GOAL: Identify the lines bearing the string "Okay" and gather them.

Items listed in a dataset
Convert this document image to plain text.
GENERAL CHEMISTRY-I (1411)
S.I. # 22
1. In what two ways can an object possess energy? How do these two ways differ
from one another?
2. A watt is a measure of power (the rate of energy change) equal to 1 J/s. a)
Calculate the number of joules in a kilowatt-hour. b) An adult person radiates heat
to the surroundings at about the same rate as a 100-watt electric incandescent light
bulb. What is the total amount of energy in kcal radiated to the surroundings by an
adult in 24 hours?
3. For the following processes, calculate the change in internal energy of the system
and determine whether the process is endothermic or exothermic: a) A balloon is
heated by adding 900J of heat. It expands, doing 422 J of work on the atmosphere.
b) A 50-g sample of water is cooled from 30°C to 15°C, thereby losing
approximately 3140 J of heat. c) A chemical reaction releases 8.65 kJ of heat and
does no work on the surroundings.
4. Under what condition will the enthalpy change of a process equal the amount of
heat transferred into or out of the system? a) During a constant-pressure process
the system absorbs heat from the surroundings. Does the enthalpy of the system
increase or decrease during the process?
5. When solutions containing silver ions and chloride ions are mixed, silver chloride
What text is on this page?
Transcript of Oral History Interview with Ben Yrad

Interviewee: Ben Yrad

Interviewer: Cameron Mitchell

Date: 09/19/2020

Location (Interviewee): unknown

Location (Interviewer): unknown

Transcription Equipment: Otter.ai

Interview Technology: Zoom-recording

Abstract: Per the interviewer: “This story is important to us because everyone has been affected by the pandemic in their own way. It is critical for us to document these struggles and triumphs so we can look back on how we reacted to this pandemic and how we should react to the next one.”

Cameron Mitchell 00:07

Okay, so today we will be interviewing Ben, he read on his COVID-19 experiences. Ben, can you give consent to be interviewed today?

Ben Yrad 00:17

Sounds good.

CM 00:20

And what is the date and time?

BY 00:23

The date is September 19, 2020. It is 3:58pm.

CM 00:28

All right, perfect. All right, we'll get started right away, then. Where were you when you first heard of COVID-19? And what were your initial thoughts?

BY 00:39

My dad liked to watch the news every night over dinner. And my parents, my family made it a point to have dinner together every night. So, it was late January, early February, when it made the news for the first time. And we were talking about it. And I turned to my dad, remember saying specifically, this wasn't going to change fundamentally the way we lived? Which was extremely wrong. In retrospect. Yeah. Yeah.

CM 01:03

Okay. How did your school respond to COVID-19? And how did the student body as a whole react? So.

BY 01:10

* * *

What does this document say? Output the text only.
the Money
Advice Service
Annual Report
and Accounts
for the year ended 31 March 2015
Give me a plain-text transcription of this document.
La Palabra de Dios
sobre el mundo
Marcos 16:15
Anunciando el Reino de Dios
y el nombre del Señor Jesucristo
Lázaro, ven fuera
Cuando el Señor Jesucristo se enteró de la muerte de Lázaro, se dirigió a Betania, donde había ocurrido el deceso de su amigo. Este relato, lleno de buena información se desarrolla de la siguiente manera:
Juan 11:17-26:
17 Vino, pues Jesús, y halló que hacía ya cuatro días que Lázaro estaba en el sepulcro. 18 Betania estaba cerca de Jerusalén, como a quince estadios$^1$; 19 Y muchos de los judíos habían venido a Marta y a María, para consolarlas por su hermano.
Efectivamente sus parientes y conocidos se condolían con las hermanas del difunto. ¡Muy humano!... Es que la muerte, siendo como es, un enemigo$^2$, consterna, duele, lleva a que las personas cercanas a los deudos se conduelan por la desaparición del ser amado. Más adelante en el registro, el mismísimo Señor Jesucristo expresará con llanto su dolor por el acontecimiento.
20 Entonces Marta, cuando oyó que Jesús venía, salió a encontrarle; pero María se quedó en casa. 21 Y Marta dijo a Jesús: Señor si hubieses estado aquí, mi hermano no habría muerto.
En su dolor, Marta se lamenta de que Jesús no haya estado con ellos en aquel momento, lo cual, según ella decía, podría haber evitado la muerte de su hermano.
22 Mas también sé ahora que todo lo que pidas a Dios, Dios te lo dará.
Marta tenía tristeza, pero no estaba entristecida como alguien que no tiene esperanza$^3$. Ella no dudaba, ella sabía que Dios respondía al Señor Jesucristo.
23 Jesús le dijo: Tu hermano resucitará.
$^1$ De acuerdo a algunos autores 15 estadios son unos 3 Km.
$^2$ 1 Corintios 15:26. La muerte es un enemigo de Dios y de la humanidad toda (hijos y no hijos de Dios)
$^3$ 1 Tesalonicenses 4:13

RESPONSE FOR THIS EXERCISE:
Okay, so today we will be interviewing Ben, he read on his COVID-19 experiences. Ben, can you give consent to be interviewed today?
Okay. How did your school respond to COVID-19? And how did the student body as a whole react? So.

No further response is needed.